==== Input for this task
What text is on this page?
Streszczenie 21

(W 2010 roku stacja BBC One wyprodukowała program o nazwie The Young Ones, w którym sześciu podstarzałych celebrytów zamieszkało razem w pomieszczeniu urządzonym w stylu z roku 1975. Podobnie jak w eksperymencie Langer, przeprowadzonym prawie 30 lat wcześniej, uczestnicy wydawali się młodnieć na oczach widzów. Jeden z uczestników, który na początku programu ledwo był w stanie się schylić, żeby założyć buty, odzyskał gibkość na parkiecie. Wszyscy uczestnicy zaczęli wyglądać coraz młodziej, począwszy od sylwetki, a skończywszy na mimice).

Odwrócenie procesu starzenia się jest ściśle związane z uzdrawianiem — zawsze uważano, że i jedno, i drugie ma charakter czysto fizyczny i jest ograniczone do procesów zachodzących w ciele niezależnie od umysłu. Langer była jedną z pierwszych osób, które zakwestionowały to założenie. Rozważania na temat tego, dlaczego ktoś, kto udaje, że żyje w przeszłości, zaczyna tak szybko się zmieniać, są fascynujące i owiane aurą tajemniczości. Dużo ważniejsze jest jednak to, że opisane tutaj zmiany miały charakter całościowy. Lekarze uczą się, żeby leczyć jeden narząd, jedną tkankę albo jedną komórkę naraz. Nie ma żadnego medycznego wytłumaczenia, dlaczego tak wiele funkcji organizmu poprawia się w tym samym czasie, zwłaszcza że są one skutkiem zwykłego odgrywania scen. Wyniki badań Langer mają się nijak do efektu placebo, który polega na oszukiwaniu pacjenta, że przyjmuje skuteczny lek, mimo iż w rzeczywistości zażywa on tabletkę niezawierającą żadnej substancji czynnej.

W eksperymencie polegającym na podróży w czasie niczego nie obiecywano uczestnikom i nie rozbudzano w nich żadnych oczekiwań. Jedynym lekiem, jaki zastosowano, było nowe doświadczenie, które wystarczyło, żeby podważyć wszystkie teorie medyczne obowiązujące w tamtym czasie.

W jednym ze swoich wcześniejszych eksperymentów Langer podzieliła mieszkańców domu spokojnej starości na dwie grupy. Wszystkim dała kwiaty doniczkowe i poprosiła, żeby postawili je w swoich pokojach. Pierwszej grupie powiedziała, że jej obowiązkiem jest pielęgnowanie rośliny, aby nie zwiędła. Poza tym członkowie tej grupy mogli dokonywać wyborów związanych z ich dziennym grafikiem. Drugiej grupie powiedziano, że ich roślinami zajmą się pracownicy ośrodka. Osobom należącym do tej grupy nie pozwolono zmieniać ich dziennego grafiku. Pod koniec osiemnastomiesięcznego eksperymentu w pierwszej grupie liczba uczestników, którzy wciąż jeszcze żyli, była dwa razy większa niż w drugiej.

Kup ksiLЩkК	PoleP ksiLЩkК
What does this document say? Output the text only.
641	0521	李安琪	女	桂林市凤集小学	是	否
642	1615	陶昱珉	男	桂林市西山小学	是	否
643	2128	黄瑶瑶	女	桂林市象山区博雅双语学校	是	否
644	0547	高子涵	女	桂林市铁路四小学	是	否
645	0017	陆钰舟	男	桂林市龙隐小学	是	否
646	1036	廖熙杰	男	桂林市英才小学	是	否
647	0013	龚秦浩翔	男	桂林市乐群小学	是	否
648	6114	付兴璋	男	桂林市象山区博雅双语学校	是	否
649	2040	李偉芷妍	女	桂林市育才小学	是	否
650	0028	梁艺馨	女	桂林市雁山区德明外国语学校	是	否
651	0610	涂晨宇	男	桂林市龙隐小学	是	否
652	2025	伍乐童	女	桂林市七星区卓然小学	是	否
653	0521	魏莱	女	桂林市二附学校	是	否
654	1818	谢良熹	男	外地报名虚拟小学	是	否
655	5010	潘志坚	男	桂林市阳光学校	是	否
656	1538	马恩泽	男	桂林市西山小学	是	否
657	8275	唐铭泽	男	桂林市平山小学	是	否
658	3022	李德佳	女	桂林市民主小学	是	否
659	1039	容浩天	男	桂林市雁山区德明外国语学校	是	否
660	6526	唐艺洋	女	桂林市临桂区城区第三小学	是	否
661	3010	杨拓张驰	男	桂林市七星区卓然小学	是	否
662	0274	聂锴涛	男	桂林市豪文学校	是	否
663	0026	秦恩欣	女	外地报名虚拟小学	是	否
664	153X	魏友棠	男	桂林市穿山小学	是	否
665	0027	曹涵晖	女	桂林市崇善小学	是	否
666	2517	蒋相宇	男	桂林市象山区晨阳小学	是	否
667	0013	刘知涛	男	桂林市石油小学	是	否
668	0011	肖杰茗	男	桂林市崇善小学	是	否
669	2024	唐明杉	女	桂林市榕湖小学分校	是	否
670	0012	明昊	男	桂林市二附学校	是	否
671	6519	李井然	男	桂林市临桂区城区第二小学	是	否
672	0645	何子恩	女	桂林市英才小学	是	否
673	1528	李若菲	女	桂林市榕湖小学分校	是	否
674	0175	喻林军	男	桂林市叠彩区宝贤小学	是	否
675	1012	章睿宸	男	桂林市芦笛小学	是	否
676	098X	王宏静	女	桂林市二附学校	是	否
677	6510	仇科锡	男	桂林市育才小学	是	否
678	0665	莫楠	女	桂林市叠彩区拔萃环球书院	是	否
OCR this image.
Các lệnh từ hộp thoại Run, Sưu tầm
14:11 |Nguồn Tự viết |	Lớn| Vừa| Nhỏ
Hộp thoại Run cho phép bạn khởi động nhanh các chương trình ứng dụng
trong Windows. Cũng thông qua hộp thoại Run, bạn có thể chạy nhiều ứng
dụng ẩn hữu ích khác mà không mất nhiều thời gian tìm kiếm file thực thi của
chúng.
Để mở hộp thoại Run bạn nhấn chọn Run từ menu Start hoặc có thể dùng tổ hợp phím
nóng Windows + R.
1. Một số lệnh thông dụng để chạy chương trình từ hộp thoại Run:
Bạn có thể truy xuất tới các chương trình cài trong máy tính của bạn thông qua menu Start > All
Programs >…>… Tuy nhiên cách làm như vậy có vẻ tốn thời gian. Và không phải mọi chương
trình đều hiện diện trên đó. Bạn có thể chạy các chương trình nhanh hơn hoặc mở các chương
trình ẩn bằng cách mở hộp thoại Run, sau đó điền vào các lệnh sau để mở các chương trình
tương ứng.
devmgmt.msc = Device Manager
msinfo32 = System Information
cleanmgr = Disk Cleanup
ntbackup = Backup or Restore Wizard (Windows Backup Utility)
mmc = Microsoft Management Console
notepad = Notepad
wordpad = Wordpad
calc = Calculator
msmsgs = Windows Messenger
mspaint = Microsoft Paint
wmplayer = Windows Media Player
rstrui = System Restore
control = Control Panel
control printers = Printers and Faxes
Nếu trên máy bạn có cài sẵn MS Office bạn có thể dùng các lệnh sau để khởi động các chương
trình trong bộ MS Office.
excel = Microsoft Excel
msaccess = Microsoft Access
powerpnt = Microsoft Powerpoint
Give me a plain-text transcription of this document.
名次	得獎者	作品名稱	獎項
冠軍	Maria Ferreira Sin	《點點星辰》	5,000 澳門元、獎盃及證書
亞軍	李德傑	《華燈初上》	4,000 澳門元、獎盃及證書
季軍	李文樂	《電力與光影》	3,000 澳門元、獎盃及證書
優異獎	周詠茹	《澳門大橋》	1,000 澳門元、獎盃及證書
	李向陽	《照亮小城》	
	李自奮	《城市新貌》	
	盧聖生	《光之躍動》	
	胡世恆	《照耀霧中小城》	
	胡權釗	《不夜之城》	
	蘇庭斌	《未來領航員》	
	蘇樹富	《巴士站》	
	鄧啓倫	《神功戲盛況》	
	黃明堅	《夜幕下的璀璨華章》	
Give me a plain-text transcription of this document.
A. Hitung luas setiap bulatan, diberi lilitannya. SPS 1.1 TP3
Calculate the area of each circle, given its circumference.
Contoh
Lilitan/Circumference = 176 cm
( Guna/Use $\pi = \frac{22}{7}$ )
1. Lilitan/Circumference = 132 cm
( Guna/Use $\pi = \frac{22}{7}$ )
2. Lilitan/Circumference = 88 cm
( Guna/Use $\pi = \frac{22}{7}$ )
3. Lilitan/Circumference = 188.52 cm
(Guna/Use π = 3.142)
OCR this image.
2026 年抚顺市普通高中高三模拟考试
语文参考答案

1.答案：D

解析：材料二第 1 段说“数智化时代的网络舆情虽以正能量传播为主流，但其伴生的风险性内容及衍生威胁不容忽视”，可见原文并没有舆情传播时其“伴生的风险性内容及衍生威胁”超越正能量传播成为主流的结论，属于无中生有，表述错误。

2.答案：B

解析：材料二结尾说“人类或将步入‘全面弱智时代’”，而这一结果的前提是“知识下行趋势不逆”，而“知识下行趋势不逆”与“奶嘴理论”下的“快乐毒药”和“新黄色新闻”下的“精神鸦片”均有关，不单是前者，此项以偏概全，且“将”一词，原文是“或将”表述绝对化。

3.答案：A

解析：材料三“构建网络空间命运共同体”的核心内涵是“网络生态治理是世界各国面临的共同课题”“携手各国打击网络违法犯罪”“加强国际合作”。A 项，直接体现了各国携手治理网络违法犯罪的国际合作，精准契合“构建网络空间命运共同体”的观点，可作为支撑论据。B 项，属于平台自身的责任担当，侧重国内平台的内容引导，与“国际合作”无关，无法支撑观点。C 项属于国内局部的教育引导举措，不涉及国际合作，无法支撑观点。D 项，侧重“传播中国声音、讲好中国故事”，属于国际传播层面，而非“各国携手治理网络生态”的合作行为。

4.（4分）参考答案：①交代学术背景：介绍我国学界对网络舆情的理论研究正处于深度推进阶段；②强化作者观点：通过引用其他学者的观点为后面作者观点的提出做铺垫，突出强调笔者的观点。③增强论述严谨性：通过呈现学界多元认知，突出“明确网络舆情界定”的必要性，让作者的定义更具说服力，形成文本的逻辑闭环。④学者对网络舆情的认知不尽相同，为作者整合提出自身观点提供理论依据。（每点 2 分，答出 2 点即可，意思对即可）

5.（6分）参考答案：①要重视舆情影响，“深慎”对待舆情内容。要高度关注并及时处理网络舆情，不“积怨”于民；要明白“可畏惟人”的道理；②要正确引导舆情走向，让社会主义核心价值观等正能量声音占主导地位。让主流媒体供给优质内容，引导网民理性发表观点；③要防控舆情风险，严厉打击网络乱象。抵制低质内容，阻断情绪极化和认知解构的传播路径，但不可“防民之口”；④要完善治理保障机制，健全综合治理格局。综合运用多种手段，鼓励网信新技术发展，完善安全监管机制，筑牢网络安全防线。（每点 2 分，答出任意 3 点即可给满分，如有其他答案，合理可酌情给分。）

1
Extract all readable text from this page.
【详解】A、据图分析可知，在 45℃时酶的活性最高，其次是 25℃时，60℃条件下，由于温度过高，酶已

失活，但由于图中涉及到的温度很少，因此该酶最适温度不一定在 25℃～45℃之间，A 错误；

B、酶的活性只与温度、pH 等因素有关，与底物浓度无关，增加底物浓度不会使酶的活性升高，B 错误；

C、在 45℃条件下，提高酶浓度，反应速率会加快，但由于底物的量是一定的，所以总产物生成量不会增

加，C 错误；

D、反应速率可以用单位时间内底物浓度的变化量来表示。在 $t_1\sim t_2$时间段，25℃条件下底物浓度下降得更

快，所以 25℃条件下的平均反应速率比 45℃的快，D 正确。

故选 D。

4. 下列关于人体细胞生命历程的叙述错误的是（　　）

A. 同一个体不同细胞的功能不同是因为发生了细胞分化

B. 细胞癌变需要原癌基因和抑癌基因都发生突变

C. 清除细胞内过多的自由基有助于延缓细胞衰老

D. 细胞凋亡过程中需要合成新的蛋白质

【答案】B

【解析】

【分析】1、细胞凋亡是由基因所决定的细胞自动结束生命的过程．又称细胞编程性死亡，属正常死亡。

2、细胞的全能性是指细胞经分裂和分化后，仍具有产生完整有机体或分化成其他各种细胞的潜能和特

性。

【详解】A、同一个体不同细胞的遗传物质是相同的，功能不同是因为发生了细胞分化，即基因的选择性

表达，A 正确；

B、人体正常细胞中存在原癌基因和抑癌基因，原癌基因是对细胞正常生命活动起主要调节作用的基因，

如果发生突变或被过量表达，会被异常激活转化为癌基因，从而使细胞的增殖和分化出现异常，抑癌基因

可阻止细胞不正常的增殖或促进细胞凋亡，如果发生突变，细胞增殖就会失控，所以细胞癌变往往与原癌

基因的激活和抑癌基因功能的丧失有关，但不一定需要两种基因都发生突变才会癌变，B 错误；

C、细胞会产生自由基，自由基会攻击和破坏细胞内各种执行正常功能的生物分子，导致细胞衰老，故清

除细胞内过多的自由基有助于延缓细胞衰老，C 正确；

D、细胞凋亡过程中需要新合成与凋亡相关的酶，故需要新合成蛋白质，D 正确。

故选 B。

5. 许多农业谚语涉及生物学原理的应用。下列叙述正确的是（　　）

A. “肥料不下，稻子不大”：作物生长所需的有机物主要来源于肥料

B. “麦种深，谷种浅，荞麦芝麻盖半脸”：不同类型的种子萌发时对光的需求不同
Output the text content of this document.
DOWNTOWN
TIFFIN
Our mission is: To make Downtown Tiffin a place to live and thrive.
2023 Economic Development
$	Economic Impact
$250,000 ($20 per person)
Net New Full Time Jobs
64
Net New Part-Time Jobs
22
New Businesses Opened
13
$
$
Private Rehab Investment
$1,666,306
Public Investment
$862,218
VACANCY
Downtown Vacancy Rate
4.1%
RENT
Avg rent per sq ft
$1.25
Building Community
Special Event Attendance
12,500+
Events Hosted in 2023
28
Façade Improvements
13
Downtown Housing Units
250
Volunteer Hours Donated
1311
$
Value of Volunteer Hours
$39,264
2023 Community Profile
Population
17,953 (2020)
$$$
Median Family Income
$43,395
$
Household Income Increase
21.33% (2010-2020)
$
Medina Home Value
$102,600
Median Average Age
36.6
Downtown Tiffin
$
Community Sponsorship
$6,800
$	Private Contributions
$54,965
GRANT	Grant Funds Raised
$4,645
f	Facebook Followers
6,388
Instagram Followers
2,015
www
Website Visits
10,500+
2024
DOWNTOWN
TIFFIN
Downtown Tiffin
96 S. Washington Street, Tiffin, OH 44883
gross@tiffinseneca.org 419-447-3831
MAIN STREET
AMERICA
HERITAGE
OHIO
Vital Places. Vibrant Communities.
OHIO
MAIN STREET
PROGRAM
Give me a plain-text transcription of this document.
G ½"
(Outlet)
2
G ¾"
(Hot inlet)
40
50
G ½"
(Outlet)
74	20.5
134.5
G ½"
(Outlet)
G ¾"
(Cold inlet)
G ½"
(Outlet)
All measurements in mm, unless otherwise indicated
========
* Problem to work on
Nothing but a number is needed here: how many lines hold the string "外地报名虚拟小学"?

* Solved exercise
2